→ Work to complete:
All records should be reproduced verbatim.

[Start of Data to process]

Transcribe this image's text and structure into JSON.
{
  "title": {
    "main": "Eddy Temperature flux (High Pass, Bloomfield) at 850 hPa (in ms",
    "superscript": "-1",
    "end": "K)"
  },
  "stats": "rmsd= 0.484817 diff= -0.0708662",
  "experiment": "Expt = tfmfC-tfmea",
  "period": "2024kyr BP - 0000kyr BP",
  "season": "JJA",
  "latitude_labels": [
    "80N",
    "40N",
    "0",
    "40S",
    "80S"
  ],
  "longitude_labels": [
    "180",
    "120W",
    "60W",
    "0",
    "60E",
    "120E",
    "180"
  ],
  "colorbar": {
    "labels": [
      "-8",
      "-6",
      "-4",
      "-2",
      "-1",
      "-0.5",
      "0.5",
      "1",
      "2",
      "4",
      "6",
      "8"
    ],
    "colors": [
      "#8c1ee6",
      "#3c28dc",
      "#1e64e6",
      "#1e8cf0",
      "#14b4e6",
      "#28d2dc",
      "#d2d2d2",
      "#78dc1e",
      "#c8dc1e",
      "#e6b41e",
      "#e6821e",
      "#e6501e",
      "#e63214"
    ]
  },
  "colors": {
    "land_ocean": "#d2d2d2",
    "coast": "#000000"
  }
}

[End of Data to process]

→ Complete answer:
Transcribe this image's text and structure into JSON.
{
  "title": {
    "main": "Eddy Temperature flux (High Pass, Bloomfield) at 850 hPa (in ms",
    "superscript": "-1",
    "end": "K)"
  },
  "stats": "rmsd= 0.484817 diff= -0.0708662",
  "experiment": "Expt = tfmfC-tfmea",
  "period": "2024kyr BP - 0000kyr BP",
  "season": "JJA",
  "latitude_labels": [
    "80N",
    "40N",
    "0",
    "40S",
    "80S"
  ],
  "longitude_labels": [
    "180",
    "120W",
    "60W",
    "0",
    "60E",
    "120E",
    "180"
  ],
  "colorbar": {
    "labels": [
      "-8",
      "-6",
      "-4",
      "-2",
      "-1",
      "-0.5",
      "0.5",
      "1",
      "2",
      "4",
      "6",
      "8"
    ],
    "colors": [
      "#8c1ee6",
      "#3c28dc",
      "#1e64e6",
      "#1e8cf0",
      "#14b4e6",
      "#28d2dc",
      "#d2d2d2",
      "#78dc1e",
      "#c8dc1e",
      "#e6b41e",
      "#e6821e",
      "#e6501e",
      "#e63214"
    ]
  },
  "colors": {
    "land_ocean": "#d2d2d2",
    "coast": "#000000"
  }
}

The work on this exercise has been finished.